Reproduce the complete listing without any deviation.

**Extracted data**
>>
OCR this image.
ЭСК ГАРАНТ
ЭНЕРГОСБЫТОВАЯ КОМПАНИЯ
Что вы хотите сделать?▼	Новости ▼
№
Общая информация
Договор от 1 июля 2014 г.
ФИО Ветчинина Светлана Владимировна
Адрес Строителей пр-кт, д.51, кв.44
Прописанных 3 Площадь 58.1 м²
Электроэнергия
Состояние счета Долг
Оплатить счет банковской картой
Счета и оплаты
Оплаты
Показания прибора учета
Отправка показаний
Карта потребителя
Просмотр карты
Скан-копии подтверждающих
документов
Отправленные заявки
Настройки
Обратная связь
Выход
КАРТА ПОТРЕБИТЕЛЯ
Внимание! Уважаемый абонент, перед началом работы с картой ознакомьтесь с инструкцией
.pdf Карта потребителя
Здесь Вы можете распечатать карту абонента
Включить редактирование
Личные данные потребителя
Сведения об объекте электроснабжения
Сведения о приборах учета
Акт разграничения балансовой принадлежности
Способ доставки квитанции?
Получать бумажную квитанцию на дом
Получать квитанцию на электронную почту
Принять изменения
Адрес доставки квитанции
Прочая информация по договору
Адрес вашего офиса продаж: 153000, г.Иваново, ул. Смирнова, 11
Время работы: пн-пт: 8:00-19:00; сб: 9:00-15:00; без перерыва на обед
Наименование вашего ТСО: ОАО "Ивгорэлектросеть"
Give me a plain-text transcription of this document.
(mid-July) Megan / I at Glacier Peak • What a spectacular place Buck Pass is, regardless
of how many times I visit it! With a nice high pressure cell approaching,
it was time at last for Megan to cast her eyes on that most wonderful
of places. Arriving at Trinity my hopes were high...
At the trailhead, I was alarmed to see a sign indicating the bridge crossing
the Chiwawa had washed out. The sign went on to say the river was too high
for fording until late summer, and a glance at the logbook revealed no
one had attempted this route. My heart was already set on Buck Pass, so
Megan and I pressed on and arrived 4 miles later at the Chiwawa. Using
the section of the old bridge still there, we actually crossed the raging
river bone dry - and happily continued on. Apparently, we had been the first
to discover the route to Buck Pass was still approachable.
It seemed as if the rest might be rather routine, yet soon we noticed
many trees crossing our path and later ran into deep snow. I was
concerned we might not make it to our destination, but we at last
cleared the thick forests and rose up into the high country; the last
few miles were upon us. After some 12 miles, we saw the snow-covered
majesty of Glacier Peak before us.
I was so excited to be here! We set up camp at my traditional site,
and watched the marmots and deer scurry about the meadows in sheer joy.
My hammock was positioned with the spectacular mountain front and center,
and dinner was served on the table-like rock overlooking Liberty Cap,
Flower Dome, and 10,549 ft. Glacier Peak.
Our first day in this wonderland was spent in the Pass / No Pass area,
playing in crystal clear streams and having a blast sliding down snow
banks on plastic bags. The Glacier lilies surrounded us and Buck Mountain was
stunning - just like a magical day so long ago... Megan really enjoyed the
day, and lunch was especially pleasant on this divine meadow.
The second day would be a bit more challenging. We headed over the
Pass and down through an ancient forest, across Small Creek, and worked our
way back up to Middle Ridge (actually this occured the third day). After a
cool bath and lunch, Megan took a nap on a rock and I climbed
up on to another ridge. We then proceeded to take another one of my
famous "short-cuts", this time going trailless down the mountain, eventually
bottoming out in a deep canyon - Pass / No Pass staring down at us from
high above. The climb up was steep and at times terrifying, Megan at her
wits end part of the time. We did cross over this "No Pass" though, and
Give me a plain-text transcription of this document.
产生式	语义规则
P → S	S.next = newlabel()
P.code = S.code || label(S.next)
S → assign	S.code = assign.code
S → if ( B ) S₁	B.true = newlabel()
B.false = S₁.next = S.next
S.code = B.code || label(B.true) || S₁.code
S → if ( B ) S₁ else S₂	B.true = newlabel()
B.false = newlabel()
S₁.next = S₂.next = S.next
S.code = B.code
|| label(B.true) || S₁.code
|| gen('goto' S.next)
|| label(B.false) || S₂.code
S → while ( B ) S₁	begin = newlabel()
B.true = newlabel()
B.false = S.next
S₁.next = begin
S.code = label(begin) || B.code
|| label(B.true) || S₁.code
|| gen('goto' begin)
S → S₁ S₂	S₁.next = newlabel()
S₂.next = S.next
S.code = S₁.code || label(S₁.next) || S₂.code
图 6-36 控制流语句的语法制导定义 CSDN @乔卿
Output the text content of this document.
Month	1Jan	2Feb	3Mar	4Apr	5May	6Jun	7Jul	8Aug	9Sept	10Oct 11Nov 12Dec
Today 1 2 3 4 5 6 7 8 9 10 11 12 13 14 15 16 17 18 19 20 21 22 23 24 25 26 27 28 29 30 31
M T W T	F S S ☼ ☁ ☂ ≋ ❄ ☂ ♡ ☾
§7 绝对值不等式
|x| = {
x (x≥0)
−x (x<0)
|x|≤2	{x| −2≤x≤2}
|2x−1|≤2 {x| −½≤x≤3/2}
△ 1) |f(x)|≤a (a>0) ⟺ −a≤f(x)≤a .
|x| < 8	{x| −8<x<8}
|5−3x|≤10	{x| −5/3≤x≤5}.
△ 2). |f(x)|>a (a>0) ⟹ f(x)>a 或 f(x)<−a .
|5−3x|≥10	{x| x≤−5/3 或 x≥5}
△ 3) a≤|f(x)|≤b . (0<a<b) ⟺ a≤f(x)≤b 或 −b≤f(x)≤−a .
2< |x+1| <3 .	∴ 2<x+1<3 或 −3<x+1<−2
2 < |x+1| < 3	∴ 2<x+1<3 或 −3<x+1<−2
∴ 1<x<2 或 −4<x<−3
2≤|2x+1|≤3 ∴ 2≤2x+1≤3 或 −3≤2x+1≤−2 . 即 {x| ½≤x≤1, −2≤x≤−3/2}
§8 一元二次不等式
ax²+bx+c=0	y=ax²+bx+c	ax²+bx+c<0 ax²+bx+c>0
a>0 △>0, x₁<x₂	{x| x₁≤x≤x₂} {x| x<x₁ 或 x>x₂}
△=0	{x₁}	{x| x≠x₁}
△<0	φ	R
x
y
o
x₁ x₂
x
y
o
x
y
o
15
<<
**Correct result**
OCR this image.
ЭСК ГАРАНТ
ЭНЕРГОСБЫТОВАЯ КОМПАНИЯ
Что вы хотите сделать?▼	Новости ▼
№
Общая информация
Договор от 1 июля 2014 г.
ФИО Ветчинина Светлана Владимировна
Адрес Строителей пр-кт, д.51, кв.44
Прописанных 3 Площадь 58.1 м²
Электроэнергия
Состояние счета Долг
Оплатить счет банковской картой
Счета и оплаты
Оплаты
Показания прибора учета
Отправка показаний
Карта потребителя
Просмотр карты
Скан-копии подтверждающих
документов
Отправленные заявки
Настройки
Обратная связь
Выход
КАРТА ПОТРЕБИТЕЛЯ
Внимание! Уважаемый абонент, перед началом работы с картой ознакомьтесь с инструкцией
.pdf Карта потребителя
Здесь Вы можете распечатать карту абонента
Включить редактирование
Личные данные потребителя
Сведения об объекте электроснабжения
Сведения о приборах учета
Акт разграничения балансовой принадлежности
Способ доставки квитанции?
Получать бумажную квитанцию на дом
Получать квитанцию на электронную почту
Принять изменения
Адрес доставки квитанции
Прочая информация по договору
Адрес вашего офиса продаж: 153000, г.Иваново, ул. Смирнова, 11
Время работы: пн-пт: 8:00-19:00; сб: 9:00-15:00; без перерыва на обед
Наименование вашего ТСО: ОАО "Ивгорэлектросеть"
Give me a plain-text transcription of this document.
(mid-July) Megan / I at Glacier Peak • What a spectacular place Buck Pass is, regardless
of how many times I visit it! With a nice high pressure cell approaching,
it was time at last for Megan to cast her eyes on that most wonderful
of places. Arriving at Trinity my hopes were high...
At the trailhead, I was alarmed to see a sign indicating the bridge crossing
the Chiwawa had washed out. The sign went on to say the river was too high
for fording until late summer, and a glance at the logbook revealed no
one had attempted this route. My heart was already set on Buck Pass, so
Megan and I pressed on and arrived 4 miles later at the Chiwawa. Using
the section of the old bridge still there, we actually crossed the raging
river bone dry - and happily continued on. Apparently, we had been the first
to discover the route to Buck Pass was still approachable.
It seemed as if the rest might be rather routine, yet soon we noticed
many trees crossing our path and later ran into deep snow. I was
concerned we might not make it to our destination, but we at last
cleared the thick forests and rose up into the high country; the last
few miles were upon us. After some 12 miles, we saw the snow-covered
majesty of Glacier Peak before us.
I was so excited to be here! We set up camp at my traditional site,
and watched the marmots and deer scurry about the meadows in sheer joy.
My hammock was positioned with the spectacular mountain front and center,
and dinner was served on the table-like rock overlooking Liberty Cap,
Flower Dome, and 10,549 ft. Glacier Peak.
Our first day in this wonderland was spent in the Pass / No Pass area,
playing in crystal clear streams and having a blast sliding down snow
banks on plastic bags. The Glacier lilies surrounded us and Buck Mountain was
stunning - just like a magical day so long ago... Megan really enjoyed the
day, and lunch was especially pleasant on this divine meadow.
The second day would be a bit more challenging. We headed over the
Pass and down through an ancient forest, across Small Creek, and worked our
way back up to Middle Ridge (actually this occured the third day). After a
cool bath and lunch, Megan took a nap on a rock and I climbed
up on to another ridge. We then proceeded to take another one of my
famous "short-cuts", this time going trailless down the mountain, eventually
bottoming out in a deep canyon - Pass / No Pass staring down at us from
high above. The climb up was steep and at times terrifying, Megan at her
wits end part of the time. We did cross over this "No Pass" though, and
Give me a plain-text transcription of this document.
产生式	语义规则
P → S	S.next = newlabel()
P.code = S.code || label(S.next)
S → assign	S.code = assign.code
S → if ( B ) S₁	B.true = newlabel()
B.false = S₁.next = S.next
S.code = B.code || label(B.true) || S₁.code
S → if ( B ) S₁ else S₂	B.true = newlabel()
B.false = newlabel()
S₁.next = S₂.next = S.next
S.code = B.code
|| label(B.true) || S₁.code
|| gen('goto' S.next)
|| label(B.false) || S₂.code
S → while ( B ) S₁	begin = newlabel()
B.true = newlabel()
B.false = S.next
S₁.next = begin
S.code = label(begin) || B.code
|| label(B.true) || S₁.code
|| gen('goto' begin)
S → S₁ S₂	S₁.next = newlabel()
S₂.next = S.next
S.code = S₁.code || label(S₁.next) || S₂.code
图 6-36 控制流语句的语法制导定义 CSDN @乔卿
Output the text content of this document.
Month	1Jan	2Feb	3Mar	4Apr	5May	6Jun	7Jul	8Aug	9Sept	10Oct 11Nov 12Dec
Today 1 2 3 4 5 6 7 8 9 10 11 12 13 14 15 16 17 18 19 20 21 22 23 24 25 26 27 28 29 30 31
M T W T	F S S ☼ ☁ ☂ ≋ ❄ ☂ ♡ ☾
§7 绝对值不等式
|x| = {
x (x≥0)
−x (x<0)
|x|≤2	{x| −2≤x≤2}
|2x−1|≤2 {x| −½≤x≤3/2}
△ 1) |f(x)|≤a (a>0) ⟺ −a≤f(x)≤a .
|x| < 8	{x| −8<x<8}
|5−3x|≤10	{x| −5/3≤x≤5}.
△ 2). |f(x)|>a (a>0) ⟹ f(x)>a 或 f(x)<−a .
|5−3x|≥10	{x| x≤−5/3 或 x≥5}
△ 3) a≤|f(x)|≤b . (0<a<b) ⟺ a≤f(x)≤b 或 −b≤f(x)≤−a .
2< |x+1| <3 .	∴ 2<x+1<3 或 −3<x+1<−2
2 < |x+1| < 3	∴ 2<x+1<3 或 −3<x+1<−2
∴ 1<x<2 或 −4<x<−3
2≤|2x+1|≤3 ∴ 2≤2x+1≤3 或 −3≤2x+1≤−2 . 即 {x| ½≤x≤1, −2≤x≤−3/2}
§8 一元二次不等式
ax²+bx+c=0	y=ax²+bx+c	ax²+bx+c<0 ax²+bx+c>0
a>0 △>0, x₁<x₂	{x| x₁≤x≤x₂} {x| x<x₁ 或 x>x₂}
△=0	{x₁}	{x| x≠x₁}
△<0	φ	R
x
y
o
x₁ x₂
x
y
o
x
y
o
15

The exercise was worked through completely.